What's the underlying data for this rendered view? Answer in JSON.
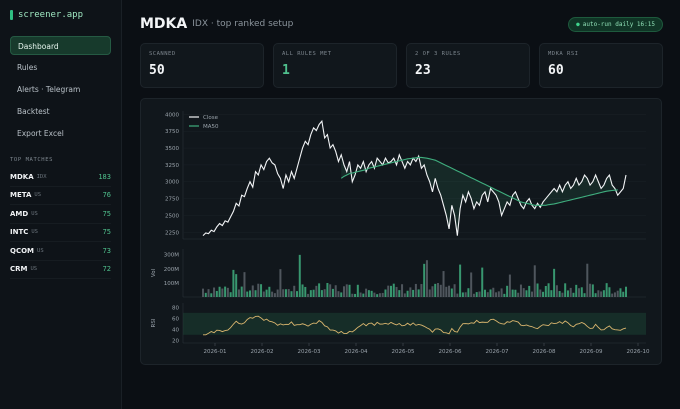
{
  "sidebar": {
    "brand": "screener.app",
    "nav": [
      "Dashboard",
      "Rules",
      "Alerts · Telegram",
      "Backtest",
      "Export Excel"
    ],
    "active_index": 0,
    "section_label": "TOP MATCHES",
    "matches": [
      {
        "ticker": "MDKA",
        "exchange": "IDX",
        "score": "183"
      },
      {
        "ticker": "META",
        "exchange": "US",
        "score": "76"
      },
      {
        "ticker": "AMD",
        "exchange": "US",
        "score": "75"
      },
      {
        "ticker": "INTC",
        "exchange": "US",
        "score": "75"
      },
      {
        "ticker": "QCOM",
        "exchange": "US",
        "score": "73"
      },
      {
        "ticker": "CRM",
        "exchange": "US",
        "score": "72"
      }
    ]
  },
  "header": {
    "title": "MDKA",
    "subtitle": "IDX · top ranked setup",
    "badge": "auto-run daily 16:15"
  },
  "stats": [
    {
      "label": "SCANNED",
      "value": "50"
    },
    {
      "label": "ALL RULES MET",
      "value": "1"
    },
    {
      "label": "2 OF 3 RULES",
      "value": "23"
    },
    {
      "label": "MDKA RSI",
      "value": "60"
    }
  ],
  "colors": {
    "accent": "#4fc08d",
    "close": "#f2f4f6",
    "ma": "#3fae7e",
    "rsi": "#d9b56e",
    "vol_up": "#3fae7e",
    "vol_down": "#5b6168"
  },
  "chart_data": {
    "type": "line",
    "price": {
      "series": [
        {
          "name": "Close"
        },
        {
          "name": "MA50"
        }
      ],
      "yticks": [
        "4000",
        "3750",
        "3500",
        "3250",
        "3000",
        "2750",
        "2500",
        "2250"
      ],
      "ylim": [
        2150,
        4050
      ],
      "close": [
        2200,
        2240,
        2230,
        2280,
        2260,
        2330,
        2380,
        2350,
        2420,
        2400,
        2480,
        2560,
        2680,
        2640,
        2800,
        2780,
        2900,
        3000,
        2920,
        3150,
        3100,
        3250,
        3180,
        3300,
        3350,
        3280,
        3250,
        3120,
        3050,
        2900,
        3100,
        3000,
        3150,
        3050,
        3200,
        3350,
        3500,
        3600,
        3550,
        3700,
        3800,
        3760,
        3850,
        3900,
        3650,
        3700,
        3500,
        3550,
        3450,
        3300,
        3400,
        3250,
        3150,
        3300,
        3000,
        3100,
        3250,
        3200,
        3300,
        3150,
        3250,
        3300,
        3200,
        3350,
        3300,
        3250,
        3350,
        3280,
        3300,
        3350,
        3250,
        3400,
        3300,
        3200,
        3300,
        3250,
        3350,
        3300,
        3380,
        3200,
        3250,
        3100,
        3000,
        2850,
        3050,
        2900,
        2800,
        2650,
        2500,
        2300,
        2650,
        2500,
        2200,
        2600,
        2800,
        2700,
        2850,
        2750,
        2600,
        2700,
        2650,
        2800,
        2850,
        2700,
        2900,
        2850,
        2800,
        2700,
        2500,
        2600,
        2700,
        2650,
        2800,
        2850,
        2750,
        2650,
        2600,
        2700,
        2750,
        2650,
        2600,
        2680,
        2620,
        2700,
        2750,
        2800,
        2850,
        2900,
        2850,
        2950,
        2850,
        2950,
        3000,
        2900,
        2950,
        3050,
        2950,
        3000,
        3100,
        3050,
        2950,
        3000,
        3100,
        3000,
        2900,
        2950,
        3050,
        3100,
        2950,
        2900,
        2800,
        2850,
        2900,
        3100
      ],
      "ma": [
        3050,
        3080,
        3100,
        3120,
        3130,
        3140,
        3150,
        3160,
        3170,
        3180,
        3200,
        3210,
        3220,
        3230,
        3240,
        3250,
        3260,
        3270,
        3280,
        3290,
        3300,
        3310,
        3320,
        3330,
        3340,
        3345,
        3350,
        3355,
        3360,
        3360,
        3355,
        3350,
        3340,
        3330,
        3320,
        3300,
        3280,
        3260,
        3240,
        3220,
        3200,
        3180,
        3160,
        3140,
        3120,
        3100,
        3080,
        3060,
        3040,
        3020,
        3000,
        2980,
        2960,
        2940,
        2920,
        2900,
        2880,
        2860,
        2840,
        2820,
        2800,
        2780,
        2760,
        2740,
        2720,
        2700,
        2690,
        2680,
        2670,
        2660,
        2650,
        2650,
        2650,
        2650,
        2650,
        2660,
        2665,
        2670,
        2680,
        2690,
        2700,
        2710,
        2720,
        2730,
        2740,
        2750,
        2760,
        2770,
        2780,
        2790,
        2800,
        2810,
        2820,
        2830,
        2840,
        2850,
        2860,
        2865,
        2870,
        2875,
        2880
      ],
      "ma_start": 50
    },
    "volume": {
      "ylabel": "Vol",
      "yticks": [
        "300M",
        "200M",
        "100M"
      ],
      "ylim": [
        0,
        340
      ]
    },
    "rsi": {
      "ylabel": "RSI",
      "yticks": [
        "80",
        "60",
        "40",
        "20"
      ],
      "ylim": [
        15,
        88
      ],
      "band": [
        30,
        70
      ]
    },
    "xticks": [
      "2026-01",
      "2026-02",
      "2026-03",
      "2026-04",
      "2026-05",
      "2026-06",
      "2026-07",
      "2026-08",
      "2026-09",
      "2026-10"
    ]
  }
}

=====

Determine how many lines contain the word "MDKA" and reply with that number alone.

3